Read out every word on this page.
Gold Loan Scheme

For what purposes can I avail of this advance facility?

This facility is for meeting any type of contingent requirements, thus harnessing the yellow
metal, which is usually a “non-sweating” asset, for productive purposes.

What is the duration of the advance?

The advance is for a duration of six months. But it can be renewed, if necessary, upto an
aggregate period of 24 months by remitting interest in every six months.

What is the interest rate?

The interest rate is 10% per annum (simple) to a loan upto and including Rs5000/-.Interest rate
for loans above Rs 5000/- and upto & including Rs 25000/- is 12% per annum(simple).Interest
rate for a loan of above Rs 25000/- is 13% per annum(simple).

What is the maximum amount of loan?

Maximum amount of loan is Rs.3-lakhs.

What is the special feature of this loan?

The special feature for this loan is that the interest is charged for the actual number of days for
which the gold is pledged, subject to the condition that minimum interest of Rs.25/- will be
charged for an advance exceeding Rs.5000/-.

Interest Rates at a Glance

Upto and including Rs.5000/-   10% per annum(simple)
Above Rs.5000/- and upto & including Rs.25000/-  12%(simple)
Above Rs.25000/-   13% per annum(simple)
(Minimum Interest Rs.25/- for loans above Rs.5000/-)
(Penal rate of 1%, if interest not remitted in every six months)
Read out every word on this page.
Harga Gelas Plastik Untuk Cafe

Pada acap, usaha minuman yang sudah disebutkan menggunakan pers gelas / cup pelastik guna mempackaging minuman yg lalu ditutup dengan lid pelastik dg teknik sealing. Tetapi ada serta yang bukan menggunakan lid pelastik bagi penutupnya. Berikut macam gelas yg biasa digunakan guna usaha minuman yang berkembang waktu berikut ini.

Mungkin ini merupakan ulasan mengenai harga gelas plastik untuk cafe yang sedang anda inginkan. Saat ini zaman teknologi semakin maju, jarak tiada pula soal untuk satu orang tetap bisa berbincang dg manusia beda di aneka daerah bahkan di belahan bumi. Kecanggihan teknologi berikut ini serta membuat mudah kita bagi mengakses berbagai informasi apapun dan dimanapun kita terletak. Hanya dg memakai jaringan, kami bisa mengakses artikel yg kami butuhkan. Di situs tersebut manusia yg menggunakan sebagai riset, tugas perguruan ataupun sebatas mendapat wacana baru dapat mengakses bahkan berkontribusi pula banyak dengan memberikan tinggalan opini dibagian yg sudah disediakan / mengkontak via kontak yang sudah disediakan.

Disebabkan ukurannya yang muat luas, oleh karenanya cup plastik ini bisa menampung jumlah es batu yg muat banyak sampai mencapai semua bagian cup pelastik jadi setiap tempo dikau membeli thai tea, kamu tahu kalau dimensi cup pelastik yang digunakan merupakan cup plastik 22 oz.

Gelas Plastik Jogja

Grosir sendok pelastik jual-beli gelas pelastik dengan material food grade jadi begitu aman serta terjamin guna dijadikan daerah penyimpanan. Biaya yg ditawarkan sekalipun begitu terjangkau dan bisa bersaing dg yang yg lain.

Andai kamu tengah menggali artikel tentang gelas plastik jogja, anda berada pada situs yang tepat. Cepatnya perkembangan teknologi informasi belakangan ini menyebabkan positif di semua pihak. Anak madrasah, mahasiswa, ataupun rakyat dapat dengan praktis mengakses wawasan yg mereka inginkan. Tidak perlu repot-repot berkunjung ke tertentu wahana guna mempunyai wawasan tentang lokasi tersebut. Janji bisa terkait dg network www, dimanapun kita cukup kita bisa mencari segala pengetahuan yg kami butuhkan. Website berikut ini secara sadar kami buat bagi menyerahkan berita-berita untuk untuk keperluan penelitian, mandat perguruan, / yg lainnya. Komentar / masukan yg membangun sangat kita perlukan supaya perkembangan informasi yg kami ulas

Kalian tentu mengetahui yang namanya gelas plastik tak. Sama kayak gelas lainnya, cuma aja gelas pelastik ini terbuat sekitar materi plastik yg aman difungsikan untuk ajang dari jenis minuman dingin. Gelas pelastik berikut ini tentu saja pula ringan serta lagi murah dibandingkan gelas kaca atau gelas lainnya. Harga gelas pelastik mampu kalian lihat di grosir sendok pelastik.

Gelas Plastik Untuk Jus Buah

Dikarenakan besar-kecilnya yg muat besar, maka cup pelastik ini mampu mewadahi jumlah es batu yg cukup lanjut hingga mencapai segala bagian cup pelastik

____

**Prompt**
Give nothing but the count of lines in the listing above that hold the string "including".

**Output below**
4